Problem statement
Restate the records that follow word for word; no pictures should appear.

┌──

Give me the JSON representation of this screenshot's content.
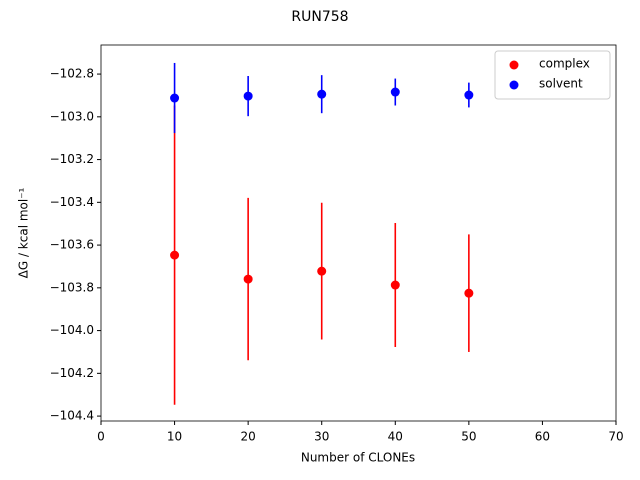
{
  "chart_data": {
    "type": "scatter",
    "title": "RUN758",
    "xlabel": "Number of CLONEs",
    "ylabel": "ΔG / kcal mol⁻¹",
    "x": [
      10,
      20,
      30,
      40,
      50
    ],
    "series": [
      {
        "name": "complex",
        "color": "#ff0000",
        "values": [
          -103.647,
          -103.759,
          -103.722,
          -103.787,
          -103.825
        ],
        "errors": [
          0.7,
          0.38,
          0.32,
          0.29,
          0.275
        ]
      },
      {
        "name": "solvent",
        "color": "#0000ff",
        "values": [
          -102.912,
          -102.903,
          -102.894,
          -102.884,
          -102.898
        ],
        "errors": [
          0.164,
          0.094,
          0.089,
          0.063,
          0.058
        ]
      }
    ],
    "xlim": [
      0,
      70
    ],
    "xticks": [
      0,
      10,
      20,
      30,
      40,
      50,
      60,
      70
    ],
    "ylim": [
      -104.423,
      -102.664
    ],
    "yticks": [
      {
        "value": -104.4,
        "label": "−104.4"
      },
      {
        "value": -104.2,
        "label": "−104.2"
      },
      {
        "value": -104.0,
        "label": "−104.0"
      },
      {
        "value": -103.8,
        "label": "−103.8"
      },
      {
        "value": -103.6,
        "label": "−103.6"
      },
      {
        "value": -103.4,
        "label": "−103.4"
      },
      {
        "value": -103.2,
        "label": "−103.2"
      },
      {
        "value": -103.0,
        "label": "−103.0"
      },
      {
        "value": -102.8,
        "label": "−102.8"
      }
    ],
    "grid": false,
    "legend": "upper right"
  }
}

└──

Final result
Give me the JSON representation of this screenshot's content.
{
  "chart_data": {
    "type": "scatter",
    "title": "RUN758",
    "xlabel": "Number of CLONEs",
    "ylabel": "ΔG / kcal mol⁻¹",
    "x": [
      10,
      20,
      30,
      40,
      50
    ],
    "series": [
      {
        "name": "complex",
        "color": "#ff0000",
        "values": [
          -103.647,
          -103.759,
          -103.722,
          -103.787,
          -103.825
        ],
        "errors": [
          0.7,
          0.38,
          0.32,
          0.29,
          0.275
        ]
      },
      {
        "name": "solvent",
        "color": "#0000ff",
        "values": [
          -102.912,
          -102.903,
          -102.894,
          -102.884,
          -102.898
        ],
        "errors": [
          0.164,
          0.094,
          0.089,
          0.063,
          0.058
        ]
      }
    ],
    "xlim": [
      0,
      70
    ],
    "xticks": [
      0,
      10,
      20,
      30,
      40,
      50,
      60,
      70
    ],
    "ylim": [
      -104.423,
      -102.664
    ],
    "yticks": [
      {
        "value": -104.4,
        "label": "−104.4"
      },
      {
        "value": -104.2,
        "label": "−104.2"
      },
      {
        "value": -104.0,
        "label": "−104.0"
      },
      {
        "value": -103.8,
        "label": "−103.8"
      },
      {
        "value": -103.6,
        "label": "−103.6"
      },
      {
        "value": -103.4,
        "label": "−103.4"
      },
      {
        "value": -103.2,
        "label": "−103.2"
      },
      {
        "value": -103.0,
        "label": "−103.0"
      },
      {
        "value": -102.8,
        "label": "−102.8"
      }
    ],
    "grid": false,
    "legend": "upper right"
  }
}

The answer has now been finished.